[start of SUPPLIED MATERIAL]

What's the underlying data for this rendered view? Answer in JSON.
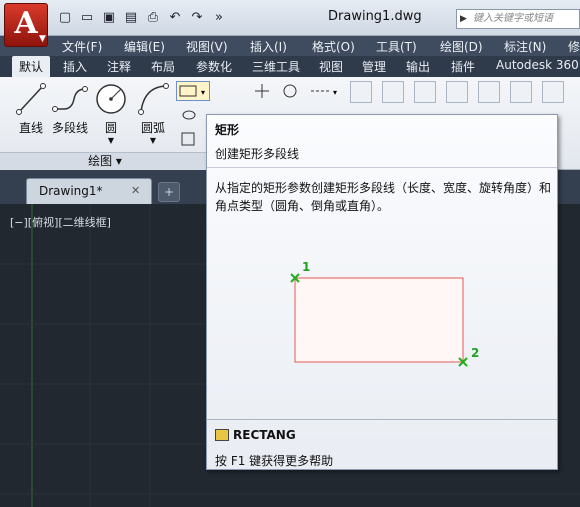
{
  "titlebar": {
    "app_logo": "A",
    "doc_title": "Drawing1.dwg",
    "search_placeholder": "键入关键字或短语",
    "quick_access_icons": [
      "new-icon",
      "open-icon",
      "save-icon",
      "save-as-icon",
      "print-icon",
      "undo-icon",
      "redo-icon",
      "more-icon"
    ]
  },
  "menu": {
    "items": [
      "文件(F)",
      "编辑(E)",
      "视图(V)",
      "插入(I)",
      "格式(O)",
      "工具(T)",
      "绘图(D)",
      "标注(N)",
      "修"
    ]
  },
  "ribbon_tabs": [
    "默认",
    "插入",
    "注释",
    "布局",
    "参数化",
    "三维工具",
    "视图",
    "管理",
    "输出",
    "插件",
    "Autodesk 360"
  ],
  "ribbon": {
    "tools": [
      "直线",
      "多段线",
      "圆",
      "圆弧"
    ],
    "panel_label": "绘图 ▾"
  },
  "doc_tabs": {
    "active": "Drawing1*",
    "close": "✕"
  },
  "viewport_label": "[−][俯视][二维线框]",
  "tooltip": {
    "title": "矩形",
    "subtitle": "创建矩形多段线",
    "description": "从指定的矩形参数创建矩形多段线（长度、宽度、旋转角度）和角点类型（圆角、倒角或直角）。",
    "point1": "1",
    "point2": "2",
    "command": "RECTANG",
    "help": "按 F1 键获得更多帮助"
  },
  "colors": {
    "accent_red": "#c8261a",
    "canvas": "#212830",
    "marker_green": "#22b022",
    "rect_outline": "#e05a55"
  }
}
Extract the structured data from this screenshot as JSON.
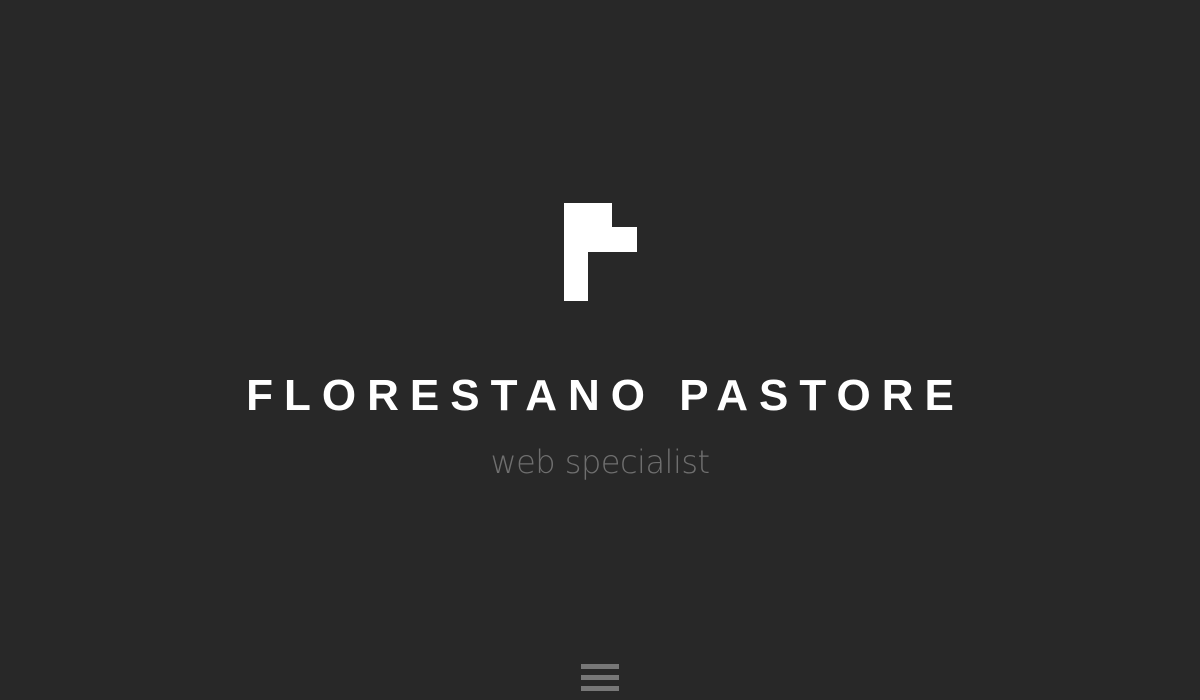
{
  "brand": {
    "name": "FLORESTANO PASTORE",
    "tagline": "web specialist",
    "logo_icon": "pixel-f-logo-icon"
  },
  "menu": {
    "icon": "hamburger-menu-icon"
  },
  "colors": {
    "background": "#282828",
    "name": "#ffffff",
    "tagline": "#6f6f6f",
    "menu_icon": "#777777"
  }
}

[end of SUPPLIED MATERIAL]

TASK - Extract every line of the data exactly; pictures stay out.

THE RESPONSE -
What's the underlying data for this rendered view? Answer in JSON.
{
  "titlebar": {
    "app_logo": "A",
    "doc_title": "Drawing1.dwg",
    "search_placeholder": "键入关键字或短语",
    "quick_access_icons": [
      "new-icon",
      "open-icon",
      "save-icon",
      "save-as-icon",
      "print-icon",
      "undo-icon",
      "redo-icon",
      "more-icon"
    ]
  },
  "menu": {
    "items": [
      "文件(F)",
      "编辑(E)",
      "视图(V)",
      "插入(I)",
      "格式(O)",
      "工具(T)",
      "绘图(D)",
      "标注(N)",
      "修"
    ]
  },
  "ribbon_tabs": [
    "默认",
    "插入",
    "注释",
    "布局",
    "参数化",
    "三维工具",
    "视图",
    "管理",
    "输出",
    "插件",
    "Autodesk 360"
  ],
  "ribbon": {
    "tools": [
      "直线",
      "多段线",
      "圆",
      "圆弧"
    ],
    "panel_label": "绘图 ▾"
  },
  "doc_tabs": {
    "active": "Drawing1*",
    "close": "✕"
  },
  "viewport_label": "[−][俯视][二维线框]",
  "tooltip": {
    "title": "矩形",
    "subtitle": "创建矩形多段线",
    "description": "从指定的矩形参数创建矩形多段线（长度、宽度、旋转角度）和角点类型（圆角、倒角或直角）。",
    "point1": "1",
    "point2": "2",
    "command": "RECTANG",
    "help": "按 F1 键获得更多帮助"
  },
  "colors": {
    "accent_red": "#c8261a",
    "canvas": "#212830",
    "marker_green": "#22b022",
    "rect_outline": "#e05a55"
  }
}
Extract the structured data from this screenshot as JSON.
{
  "brand": {
    "name": "FLORESTANO PASTORE",
    "tagline": "web specialist",
    "logo_icon": "pixel-f-logo-icon"
  },
  "menu": {
    "icon": "hamburger-menu-icon"
  },
  "colors": {
    "background": "#282828",
    "name": "#ffffff",
    "tagline": "#6f6f6f",
    "menu_icon": "#777777"
  }
}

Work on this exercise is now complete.